— BEGIN Given data —

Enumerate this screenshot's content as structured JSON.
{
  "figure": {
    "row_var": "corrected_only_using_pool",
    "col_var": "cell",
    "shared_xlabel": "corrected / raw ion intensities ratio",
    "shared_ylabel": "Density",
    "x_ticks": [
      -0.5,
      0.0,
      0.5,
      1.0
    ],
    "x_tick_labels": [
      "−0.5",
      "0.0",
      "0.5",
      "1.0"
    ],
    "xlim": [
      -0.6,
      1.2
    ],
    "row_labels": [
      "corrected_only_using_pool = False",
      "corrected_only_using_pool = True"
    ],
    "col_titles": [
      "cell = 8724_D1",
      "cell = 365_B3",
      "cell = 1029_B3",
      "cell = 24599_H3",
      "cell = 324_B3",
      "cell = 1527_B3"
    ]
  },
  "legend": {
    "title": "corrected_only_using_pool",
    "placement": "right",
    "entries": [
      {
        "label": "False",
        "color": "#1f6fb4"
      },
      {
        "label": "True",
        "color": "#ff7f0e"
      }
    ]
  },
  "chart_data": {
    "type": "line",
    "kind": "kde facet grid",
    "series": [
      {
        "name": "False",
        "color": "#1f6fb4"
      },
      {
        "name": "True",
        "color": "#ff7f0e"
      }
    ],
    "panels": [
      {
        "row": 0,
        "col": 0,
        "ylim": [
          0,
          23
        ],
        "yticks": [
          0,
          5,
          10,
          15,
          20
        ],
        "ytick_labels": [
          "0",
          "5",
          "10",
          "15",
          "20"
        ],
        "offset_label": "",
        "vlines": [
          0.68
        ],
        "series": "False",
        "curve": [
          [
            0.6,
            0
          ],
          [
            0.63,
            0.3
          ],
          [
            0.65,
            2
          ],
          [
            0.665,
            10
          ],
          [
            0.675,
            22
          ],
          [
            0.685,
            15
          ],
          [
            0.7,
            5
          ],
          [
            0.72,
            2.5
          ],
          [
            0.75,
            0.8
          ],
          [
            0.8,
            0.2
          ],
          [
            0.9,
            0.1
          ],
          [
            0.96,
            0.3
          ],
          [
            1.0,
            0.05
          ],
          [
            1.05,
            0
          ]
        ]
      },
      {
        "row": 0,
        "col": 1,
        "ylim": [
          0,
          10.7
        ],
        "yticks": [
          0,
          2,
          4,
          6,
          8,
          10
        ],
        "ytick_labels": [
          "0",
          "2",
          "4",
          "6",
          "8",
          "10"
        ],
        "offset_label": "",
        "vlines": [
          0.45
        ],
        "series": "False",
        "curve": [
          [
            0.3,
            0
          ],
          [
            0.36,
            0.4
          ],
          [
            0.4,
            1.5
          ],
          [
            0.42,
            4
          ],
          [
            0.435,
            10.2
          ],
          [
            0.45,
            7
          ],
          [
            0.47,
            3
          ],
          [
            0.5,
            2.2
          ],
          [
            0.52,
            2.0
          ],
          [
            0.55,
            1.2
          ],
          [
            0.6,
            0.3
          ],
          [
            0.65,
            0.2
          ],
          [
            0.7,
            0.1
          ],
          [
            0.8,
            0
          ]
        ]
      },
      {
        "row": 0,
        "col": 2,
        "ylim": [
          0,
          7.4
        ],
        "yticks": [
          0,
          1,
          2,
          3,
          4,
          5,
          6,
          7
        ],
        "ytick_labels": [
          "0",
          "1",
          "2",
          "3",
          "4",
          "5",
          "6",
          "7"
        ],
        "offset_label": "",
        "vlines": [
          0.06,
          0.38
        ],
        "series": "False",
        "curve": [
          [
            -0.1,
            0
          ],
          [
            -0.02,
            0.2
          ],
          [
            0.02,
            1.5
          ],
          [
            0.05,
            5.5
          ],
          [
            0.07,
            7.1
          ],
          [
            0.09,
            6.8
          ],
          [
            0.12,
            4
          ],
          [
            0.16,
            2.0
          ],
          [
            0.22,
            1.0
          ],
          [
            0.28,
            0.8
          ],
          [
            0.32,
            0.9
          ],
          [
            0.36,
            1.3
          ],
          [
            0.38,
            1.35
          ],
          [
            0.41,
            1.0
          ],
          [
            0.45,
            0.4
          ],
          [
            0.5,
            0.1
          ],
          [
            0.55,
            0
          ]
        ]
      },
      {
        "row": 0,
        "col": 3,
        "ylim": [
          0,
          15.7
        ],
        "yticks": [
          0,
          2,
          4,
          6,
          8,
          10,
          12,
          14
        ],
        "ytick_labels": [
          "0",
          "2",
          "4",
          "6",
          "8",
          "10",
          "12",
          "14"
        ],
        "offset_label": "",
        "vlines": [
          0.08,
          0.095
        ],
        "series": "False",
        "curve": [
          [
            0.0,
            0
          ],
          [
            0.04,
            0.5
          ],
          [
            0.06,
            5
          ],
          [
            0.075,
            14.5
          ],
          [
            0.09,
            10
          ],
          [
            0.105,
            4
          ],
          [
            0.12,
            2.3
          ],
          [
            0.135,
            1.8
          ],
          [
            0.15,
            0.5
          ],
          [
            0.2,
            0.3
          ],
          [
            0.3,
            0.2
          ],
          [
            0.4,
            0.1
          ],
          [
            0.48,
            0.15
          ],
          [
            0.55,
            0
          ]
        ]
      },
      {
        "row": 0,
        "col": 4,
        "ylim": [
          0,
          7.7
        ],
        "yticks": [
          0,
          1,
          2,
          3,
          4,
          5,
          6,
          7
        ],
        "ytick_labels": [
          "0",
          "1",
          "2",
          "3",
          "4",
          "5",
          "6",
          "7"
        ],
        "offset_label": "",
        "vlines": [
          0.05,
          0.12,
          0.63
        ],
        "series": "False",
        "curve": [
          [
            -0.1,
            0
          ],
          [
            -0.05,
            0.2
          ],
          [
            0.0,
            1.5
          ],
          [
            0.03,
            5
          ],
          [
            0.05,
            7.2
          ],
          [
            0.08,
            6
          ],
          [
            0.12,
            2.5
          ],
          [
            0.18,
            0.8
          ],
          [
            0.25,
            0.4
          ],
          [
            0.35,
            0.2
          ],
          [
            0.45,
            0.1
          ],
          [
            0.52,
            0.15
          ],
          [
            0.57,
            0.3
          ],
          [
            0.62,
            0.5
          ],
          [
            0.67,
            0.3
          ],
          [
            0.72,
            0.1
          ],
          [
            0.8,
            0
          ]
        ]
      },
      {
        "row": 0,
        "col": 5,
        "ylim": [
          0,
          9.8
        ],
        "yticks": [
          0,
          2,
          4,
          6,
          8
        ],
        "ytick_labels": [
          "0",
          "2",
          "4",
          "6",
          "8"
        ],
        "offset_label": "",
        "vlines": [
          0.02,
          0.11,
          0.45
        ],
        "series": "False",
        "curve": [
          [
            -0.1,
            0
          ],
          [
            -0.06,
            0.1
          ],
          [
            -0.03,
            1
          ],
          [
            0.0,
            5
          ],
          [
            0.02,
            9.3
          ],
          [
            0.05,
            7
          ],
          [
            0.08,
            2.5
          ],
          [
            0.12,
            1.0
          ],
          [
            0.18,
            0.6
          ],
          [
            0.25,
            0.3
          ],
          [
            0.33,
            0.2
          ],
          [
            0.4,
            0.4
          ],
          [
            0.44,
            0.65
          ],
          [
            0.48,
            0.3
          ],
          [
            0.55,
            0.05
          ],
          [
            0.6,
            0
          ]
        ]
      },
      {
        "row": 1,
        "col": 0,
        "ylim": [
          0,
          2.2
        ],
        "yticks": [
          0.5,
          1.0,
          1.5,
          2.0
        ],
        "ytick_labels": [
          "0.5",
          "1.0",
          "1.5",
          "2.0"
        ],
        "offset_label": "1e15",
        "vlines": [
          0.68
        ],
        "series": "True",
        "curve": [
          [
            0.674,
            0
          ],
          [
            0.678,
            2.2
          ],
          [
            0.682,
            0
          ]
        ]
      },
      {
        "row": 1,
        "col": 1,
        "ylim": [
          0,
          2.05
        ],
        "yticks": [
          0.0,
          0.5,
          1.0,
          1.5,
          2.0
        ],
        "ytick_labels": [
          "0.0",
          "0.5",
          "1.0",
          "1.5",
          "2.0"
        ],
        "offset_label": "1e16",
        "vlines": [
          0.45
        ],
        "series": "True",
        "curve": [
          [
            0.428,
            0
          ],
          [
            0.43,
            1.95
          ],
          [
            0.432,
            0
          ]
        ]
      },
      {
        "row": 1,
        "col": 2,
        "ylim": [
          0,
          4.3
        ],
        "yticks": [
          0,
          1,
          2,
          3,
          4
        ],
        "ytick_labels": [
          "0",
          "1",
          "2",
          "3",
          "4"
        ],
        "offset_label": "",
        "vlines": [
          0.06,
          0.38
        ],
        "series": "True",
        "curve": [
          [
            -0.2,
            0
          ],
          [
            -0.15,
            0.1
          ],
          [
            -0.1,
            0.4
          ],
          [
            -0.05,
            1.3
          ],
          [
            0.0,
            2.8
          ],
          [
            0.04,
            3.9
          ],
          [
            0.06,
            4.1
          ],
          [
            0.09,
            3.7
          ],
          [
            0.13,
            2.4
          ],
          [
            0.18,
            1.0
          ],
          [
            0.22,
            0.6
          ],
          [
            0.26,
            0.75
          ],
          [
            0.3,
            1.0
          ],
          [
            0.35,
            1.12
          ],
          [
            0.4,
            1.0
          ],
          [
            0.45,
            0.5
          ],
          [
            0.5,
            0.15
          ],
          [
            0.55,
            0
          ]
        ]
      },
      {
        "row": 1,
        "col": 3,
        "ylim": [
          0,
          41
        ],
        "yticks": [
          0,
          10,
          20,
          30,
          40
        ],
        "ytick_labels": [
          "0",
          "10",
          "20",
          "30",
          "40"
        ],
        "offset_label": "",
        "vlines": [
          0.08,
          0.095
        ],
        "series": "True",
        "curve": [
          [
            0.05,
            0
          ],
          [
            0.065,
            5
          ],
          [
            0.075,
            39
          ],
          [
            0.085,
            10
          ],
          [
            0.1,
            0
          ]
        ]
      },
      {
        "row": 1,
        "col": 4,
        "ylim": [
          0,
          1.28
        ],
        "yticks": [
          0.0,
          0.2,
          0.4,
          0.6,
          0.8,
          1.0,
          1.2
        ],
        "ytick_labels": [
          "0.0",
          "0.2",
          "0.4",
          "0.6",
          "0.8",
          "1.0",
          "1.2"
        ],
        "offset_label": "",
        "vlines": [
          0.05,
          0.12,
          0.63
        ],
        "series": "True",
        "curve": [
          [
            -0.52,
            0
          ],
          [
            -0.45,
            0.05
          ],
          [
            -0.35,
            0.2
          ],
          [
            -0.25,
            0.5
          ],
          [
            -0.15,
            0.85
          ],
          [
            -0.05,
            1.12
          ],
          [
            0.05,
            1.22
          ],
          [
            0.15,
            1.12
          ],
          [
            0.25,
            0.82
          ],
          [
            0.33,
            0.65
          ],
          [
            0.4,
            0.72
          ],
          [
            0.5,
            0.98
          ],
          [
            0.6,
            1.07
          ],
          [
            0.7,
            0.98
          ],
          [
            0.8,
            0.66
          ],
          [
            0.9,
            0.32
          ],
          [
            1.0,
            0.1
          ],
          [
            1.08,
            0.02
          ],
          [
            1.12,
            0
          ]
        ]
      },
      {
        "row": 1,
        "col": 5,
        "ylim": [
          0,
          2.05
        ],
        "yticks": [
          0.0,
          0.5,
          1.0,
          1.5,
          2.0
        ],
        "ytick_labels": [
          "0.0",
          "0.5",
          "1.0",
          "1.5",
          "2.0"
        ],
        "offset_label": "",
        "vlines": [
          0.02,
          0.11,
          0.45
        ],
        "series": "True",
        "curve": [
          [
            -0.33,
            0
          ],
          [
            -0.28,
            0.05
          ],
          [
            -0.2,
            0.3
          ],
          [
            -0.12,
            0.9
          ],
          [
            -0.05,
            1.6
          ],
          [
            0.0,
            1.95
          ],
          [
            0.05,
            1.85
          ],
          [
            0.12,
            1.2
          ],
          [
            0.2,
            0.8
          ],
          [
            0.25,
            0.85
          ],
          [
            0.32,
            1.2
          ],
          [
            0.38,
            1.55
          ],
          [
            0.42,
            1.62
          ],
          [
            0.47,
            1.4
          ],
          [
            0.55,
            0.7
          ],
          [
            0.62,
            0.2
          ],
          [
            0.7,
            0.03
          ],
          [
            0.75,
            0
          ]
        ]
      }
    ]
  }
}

— END Given data —

▶ **Written exercise**
Return each line among the entries that holds the word "cell".

▶ **Problem solution**
    "col_var": "cell",
      "cell = 8724_D1",
      "cell = 365_B3",
      "cell = 1029_B3",
      "cell = 24599_H3",
      "cell = 324_B3",
      "cell = 1527_B3"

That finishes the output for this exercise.